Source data
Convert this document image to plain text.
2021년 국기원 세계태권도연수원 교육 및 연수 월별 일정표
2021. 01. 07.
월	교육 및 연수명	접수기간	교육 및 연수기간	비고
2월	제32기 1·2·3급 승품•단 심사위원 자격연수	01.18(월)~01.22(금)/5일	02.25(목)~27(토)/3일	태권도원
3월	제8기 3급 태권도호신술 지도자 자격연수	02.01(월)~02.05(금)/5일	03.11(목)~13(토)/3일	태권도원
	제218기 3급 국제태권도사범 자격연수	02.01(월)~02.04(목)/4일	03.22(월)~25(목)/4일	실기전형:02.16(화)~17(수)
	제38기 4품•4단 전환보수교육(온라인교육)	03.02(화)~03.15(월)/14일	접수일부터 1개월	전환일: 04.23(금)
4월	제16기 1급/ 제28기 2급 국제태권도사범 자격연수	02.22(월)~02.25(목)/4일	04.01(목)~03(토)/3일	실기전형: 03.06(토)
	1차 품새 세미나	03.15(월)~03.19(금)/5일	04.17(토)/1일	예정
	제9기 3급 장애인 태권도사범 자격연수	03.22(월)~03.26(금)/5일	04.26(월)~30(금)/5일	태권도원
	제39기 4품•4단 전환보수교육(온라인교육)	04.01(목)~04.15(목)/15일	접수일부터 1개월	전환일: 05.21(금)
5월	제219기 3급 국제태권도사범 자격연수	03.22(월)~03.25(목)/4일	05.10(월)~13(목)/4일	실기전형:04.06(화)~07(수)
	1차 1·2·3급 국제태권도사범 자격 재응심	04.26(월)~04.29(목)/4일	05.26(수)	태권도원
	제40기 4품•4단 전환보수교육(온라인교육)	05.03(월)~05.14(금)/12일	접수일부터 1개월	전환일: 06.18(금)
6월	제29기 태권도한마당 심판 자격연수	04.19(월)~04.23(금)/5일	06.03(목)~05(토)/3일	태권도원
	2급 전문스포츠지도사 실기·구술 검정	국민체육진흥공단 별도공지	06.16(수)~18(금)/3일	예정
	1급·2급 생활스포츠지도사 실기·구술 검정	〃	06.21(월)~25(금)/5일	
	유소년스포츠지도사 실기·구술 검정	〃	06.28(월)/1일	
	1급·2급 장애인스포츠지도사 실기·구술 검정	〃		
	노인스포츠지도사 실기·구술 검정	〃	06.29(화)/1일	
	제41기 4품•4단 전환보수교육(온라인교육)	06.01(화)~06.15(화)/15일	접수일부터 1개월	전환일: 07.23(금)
...
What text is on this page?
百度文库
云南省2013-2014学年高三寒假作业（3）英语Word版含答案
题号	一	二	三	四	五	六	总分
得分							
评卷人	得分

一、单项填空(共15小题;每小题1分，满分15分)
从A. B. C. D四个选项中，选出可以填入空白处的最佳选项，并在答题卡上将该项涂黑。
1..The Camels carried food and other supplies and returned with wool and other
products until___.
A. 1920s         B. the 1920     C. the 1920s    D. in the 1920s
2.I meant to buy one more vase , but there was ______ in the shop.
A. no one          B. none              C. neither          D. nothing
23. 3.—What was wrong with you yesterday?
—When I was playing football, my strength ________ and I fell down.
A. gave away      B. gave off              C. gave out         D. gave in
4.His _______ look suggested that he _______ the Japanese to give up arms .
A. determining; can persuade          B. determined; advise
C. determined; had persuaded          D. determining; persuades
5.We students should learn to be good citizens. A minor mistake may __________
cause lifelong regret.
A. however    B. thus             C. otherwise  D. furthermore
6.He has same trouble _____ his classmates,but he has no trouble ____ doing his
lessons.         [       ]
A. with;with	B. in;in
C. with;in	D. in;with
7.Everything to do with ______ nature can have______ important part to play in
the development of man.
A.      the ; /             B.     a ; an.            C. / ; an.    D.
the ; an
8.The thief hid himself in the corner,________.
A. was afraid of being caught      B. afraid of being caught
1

**Your objective**:
Copy each line in the data that holds the word "What".

**Result of this exercise**:
What text is on this page?
23. 3.—What was wrong with you yesterday?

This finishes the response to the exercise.